● **What to work on**
Search the records below for the word "MWCNT". Pull out each line that has it.

● **Records shown**
##########

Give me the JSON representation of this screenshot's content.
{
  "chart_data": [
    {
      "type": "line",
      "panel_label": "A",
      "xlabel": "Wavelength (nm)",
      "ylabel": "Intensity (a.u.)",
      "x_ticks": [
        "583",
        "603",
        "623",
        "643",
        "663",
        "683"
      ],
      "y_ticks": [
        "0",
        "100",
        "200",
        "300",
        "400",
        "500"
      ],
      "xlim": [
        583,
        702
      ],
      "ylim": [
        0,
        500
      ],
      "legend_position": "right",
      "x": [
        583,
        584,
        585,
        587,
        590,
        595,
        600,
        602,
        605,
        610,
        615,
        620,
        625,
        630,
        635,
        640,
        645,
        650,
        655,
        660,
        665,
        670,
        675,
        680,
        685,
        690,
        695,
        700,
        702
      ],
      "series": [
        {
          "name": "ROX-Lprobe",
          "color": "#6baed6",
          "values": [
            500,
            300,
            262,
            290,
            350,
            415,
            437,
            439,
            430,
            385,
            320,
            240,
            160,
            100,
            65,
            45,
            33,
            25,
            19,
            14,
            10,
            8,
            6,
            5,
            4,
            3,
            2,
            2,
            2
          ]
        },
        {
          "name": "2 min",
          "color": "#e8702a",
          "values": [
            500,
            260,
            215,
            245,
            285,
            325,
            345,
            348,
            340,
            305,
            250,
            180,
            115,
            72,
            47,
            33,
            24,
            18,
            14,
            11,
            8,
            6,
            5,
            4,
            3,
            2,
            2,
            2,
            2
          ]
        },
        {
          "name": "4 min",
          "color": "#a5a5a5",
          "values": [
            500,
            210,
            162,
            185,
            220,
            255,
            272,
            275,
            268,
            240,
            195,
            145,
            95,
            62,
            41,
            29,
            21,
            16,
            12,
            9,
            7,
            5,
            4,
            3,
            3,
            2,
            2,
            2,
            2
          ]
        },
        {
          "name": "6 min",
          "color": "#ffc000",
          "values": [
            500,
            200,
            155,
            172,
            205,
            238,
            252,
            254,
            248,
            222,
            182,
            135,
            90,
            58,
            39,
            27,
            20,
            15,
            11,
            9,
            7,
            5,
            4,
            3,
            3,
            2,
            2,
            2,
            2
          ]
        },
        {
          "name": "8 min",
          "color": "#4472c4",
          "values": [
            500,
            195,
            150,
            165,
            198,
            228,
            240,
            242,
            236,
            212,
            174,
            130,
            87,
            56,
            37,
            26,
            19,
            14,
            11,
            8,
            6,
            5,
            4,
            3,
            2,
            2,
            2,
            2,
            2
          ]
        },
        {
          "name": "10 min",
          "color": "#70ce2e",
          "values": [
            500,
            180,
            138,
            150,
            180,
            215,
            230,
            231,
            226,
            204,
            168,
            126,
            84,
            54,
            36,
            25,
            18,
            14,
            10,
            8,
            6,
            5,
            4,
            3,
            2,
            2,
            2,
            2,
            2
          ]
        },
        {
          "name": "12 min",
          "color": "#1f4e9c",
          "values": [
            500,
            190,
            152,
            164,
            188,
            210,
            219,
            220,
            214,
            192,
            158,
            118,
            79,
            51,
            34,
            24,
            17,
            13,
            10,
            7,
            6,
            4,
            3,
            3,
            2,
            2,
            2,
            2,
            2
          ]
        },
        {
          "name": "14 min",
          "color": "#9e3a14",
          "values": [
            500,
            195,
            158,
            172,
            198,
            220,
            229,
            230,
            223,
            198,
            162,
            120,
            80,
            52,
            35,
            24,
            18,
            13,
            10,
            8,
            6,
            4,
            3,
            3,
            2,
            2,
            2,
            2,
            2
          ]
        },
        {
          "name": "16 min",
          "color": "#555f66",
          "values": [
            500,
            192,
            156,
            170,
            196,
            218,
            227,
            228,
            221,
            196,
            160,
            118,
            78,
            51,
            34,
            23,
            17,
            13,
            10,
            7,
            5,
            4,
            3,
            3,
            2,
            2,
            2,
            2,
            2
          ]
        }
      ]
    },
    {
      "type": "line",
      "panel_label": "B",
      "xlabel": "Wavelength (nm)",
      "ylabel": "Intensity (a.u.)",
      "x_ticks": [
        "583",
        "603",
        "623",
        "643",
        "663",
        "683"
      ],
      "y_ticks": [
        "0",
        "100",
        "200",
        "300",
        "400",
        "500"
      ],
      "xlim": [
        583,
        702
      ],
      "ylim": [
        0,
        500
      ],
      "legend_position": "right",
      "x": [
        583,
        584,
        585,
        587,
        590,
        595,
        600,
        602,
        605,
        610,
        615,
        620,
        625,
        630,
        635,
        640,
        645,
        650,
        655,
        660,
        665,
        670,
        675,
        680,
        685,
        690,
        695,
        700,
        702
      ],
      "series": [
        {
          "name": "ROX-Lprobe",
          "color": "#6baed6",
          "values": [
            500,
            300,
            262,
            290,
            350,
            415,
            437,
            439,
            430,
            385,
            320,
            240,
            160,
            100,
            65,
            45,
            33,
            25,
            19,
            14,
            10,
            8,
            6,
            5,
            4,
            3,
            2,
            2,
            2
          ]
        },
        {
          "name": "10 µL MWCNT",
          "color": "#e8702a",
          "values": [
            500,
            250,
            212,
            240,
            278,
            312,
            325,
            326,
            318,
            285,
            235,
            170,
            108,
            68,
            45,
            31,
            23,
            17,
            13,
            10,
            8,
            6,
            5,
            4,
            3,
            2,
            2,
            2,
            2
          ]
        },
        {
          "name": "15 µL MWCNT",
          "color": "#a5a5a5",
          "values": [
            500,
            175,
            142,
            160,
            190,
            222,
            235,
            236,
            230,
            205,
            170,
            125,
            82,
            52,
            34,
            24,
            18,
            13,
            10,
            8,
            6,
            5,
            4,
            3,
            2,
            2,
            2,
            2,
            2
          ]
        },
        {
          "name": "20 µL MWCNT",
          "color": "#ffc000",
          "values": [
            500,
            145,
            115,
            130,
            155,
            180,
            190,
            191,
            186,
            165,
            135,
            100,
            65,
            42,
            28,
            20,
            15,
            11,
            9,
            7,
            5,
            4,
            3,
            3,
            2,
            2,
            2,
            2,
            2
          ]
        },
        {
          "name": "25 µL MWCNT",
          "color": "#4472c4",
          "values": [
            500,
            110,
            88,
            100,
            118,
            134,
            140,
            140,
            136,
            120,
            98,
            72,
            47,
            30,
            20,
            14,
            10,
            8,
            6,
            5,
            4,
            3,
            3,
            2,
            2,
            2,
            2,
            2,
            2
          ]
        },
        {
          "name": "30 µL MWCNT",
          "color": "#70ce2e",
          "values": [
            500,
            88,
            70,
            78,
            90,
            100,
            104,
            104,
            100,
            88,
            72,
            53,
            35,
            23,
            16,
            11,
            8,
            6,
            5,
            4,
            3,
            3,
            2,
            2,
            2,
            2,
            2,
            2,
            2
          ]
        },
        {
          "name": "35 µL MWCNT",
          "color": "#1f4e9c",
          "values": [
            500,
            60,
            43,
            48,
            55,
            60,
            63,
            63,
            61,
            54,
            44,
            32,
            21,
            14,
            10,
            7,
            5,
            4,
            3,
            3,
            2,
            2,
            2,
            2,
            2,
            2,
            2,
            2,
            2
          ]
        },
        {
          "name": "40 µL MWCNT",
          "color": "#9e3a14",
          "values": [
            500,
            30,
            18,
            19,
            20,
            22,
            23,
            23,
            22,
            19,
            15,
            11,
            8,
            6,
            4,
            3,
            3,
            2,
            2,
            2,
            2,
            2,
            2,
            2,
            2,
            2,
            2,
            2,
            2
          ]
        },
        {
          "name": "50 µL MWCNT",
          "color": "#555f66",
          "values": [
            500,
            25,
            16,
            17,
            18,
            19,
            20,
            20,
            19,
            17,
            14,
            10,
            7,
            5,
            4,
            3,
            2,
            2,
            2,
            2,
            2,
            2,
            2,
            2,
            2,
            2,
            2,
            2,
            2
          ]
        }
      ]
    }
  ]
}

##########

● **Result of this exercise**
          "name": "10 µL MWCNT",
          "name": "15 µL MWCNT",
          "name": "20 µL MWCNT",
          "name": "25 µL MWCNT",
          "name": "30 µL MWCNT",
          "name": "35 µL MWCNT",
          "name": "40 µL MWCNT",
          "name": "50 µL MWCNT",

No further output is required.